** Start of Provided records **

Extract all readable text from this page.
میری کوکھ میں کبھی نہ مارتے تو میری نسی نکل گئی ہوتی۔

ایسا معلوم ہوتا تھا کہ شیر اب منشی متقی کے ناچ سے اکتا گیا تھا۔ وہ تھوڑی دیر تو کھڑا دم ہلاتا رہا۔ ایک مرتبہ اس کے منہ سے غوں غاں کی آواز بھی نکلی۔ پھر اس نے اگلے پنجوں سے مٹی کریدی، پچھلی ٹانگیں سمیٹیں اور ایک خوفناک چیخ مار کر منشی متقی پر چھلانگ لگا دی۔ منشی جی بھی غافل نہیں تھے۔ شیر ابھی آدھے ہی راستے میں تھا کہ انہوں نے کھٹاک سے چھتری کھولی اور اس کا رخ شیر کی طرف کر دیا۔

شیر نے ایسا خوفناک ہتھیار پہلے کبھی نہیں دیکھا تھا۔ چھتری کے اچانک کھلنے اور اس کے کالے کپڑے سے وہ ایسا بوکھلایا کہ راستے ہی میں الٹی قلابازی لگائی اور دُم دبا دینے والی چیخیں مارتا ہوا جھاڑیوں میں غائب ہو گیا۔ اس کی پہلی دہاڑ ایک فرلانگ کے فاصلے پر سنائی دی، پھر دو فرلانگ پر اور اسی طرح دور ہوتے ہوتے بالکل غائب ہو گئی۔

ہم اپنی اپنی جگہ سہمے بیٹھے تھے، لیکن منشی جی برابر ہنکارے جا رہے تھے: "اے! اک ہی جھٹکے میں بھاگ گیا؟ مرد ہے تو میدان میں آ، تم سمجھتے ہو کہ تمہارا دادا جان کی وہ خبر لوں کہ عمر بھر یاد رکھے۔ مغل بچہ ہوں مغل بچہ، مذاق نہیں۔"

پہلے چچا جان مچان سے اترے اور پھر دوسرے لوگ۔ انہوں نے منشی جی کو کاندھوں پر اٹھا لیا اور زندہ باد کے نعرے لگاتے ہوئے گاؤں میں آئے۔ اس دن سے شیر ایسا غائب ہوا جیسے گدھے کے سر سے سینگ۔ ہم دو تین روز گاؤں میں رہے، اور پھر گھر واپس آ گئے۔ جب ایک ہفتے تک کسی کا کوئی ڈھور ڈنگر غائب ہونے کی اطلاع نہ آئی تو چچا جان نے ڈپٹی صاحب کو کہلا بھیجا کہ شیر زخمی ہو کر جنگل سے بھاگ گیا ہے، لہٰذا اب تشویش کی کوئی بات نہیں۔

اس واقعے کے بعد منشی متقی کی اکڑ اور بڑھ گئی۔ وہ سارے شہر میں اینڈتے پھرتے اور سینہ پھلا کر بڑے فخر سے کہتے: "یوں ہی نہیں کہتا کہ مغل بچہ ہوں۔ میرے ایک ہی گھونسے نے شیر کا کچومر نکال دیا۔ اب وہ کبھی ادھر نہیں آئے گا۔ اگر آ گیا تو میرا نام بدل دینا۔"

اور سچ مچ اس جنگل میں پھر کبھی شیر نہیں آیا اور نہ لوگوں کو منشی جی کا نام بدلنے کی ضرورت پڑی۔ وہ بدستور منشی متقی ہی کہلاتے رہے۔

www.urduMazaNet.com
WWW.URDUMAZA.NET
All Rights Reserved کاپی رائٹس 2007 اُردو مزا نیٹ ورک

** End of Provided records **
** Start of Provided records **

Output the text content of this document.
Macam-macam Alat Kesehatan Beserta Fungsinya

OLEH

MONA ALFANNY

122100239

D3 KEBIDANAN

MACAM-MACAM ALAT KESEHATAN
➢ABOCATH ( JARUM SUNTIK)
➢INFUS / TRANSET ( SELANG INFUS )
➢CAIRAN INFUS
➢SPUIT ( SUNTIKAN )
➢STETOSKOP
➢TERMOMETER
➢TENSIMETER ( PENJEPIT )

** End of Provided records **

* [Exercise] Above are some records. Count the lines among them with the word "بھاگ", and answer with the number only.

* [Exercise output] 2